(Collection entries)
[start]

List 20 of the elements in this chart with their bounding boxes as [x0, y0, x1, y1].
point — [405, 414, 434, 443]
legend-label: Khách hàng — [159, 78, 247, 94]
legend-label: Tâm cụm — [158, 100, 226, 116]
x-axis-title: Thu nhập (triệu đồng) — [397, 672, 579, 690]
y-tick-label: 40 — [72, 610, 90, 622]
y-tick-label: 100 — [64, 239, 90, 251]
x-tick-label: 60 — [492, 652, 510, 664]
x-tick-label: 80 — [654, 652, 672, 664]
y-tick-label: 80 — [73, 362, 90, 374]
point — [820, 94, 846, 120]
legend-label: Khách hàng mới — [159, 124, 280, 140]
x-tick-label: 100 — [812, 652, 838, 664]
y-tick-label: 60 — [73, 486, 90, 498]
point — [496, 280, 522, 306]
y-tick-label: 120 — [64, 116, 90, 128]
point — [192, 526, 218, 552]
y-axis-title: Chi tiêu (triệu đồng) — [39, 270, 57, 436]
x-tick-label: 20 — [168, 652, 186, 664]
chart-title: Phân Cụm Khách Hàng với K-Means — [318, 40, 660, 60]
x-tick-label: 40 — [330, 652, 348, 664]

[end]

▸ WRITTEN EXERCISE
Lay out every line of the records above as a numbered list, leaving out any blank lines.

▸ THE SOLUTION
1. List 20 of the elements in this chart with their bounding boxes as [x0, y0, x1, y1].
2. point — [405, 414, 434, 443]
3. legend-label: Khách hàng — [159, 78, 247, 94]
4. legend-label: Tâm cụm — [158, 100, 226, 116]
5. x-axis-title: Thu nhập (triệu đồng) — [397, 672, 579, 690]
6. y-tick-label: 40 — [72, 610, 90, 622]
7. y-tick-label: 100 — [64, 239, 90, 251]
8. x-tick-label: 60 — [492, 652, 510, 664]
9. x-tick-label: 80 — [654, 652, 672, 664]
10. y-tick-label: 80 — [73, 362, 90, 374]
11. point — [820, 94, 846, 120]
12. legend-label: Khách hàng mới — [159, 124, 280, 140]
13. x-tick-label: 100 — [812, 652, 838, 664]
14. y-tick-label: 60 — [73, 486, 90, 498]
15. point — [496, 280, 522, 306]
16. y-tick-label: 120 — [64, 116, 90, 128]
17. point — [192, 526, 218, 552]
18. y-axis-title: Chi tiêu (triệu đồng) — [39, 270, 57, 436]
19. x-tick-label: 20 — [168, 652, 186, 664]
20. chart-title: Phân Cụm Khách Hàng với K-Means — [318, 40, 660, 60]
21. x-tick-label: 40 — [330, 652, 348, 664]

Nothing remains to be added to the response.